STATED TASK
Search the material for the word "color" and report each line where it turns up.

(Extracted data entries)
>> START
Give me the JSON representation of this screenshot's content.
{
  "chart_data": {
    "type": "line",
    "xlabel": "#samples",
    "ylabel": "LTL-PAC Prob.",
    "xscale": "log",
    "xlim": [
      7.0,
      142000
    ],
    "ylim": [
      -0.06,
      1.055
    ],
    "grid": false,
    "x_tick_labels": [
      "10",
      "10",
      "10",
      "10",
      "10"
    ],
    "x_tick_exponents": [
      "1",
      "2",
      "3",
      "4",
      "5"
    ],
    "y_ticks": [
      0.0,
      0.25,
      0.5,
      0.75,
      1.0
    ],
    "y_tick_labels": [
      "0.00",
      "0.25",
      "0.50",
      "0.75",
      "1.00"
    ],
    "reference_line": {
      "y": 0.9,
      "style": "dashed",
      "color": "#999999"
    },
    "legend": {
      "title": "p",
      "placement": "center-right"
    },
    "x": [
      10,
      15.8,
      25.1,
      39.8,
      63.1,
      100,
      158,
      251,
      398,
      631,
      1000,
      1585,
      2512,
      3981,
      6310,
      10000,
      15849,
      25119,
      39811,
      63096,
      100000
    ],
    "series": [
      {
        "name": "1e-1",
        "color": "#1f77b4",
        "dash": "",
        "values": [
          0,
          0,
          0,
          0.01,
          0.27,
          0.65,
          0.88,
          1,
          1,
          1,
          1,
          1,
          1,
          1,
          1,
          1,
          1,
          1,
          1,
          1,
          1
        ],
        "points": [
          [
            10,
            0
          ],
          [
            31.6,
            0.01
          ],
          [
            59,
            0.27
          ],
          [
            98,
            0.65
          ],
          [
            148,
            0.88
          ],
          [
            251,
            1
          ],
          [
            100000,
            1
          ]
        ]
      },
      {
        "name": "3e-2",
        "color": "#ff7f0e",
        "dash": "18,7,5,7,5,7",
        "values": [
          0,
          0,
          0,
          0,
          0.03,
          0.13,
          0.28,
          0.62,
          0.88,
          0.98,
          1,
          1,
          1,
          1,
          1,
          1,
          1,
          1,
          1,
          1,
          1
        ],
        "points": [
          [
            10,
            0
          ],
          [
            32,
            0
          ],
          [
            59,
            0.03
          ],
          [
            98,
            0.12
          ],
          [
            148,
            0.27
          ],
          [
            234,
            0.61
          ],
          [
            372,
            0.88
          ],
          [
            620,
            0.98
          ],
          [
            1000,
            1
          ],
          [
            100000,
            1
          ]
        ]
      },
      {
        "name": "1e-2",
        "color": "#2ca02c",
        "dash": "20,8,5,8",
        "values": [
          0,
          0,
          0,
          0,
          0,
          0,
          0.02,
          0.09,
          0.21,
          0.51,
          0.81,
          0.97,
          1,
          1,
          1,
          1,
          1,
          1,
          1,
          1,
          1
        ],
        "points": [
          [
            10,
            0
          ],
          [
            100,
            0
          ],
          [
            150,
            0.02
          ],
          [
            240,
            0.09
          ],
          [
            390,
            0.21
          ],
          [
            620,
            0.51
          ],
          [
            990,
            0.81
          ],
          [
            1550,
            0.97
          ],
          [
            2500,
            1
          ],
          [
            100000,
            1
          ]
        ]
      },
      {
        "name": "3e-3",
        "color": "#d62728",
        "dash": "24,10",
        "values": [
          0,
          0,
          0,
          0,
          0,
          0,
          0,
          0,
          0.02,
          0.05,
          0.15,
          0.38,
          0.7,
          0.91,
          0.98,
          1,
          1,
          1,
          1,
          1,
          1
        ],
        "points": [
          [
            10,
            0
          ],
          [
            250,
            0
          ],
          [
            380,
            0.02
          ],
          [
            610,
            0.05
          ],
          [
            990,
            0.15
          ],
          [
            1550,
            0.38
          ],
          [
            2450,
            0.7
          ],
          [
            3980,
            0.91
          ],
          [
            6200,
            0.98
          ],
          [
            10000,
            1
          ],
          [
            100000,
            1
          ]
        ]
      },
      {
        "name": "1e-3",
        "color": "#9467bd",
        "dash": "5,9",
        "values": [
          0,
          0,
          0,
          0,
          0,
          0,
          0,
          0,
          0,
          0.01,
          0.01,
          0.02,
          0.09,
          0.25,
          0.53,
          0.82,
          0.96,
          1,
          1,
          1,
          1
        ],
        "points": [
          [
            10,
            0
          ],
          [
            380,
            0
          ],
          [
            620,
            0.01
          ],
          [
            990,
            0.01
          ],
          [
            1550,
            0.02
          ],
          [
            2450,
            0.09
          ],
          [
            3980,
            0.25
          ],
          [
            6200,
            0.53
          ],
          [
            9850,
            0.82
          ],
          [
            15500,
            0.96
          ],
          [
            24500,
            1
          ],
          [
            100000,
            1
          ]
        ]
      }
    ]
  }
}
>> END
SOLVED EXERCISE
      "color": "#999999"
        "color": "#1f77b4",
        "color": "#ff7f0e",
        "color": "#2ca02c",
        "color": "#d62728",
        "color": "#9467bd",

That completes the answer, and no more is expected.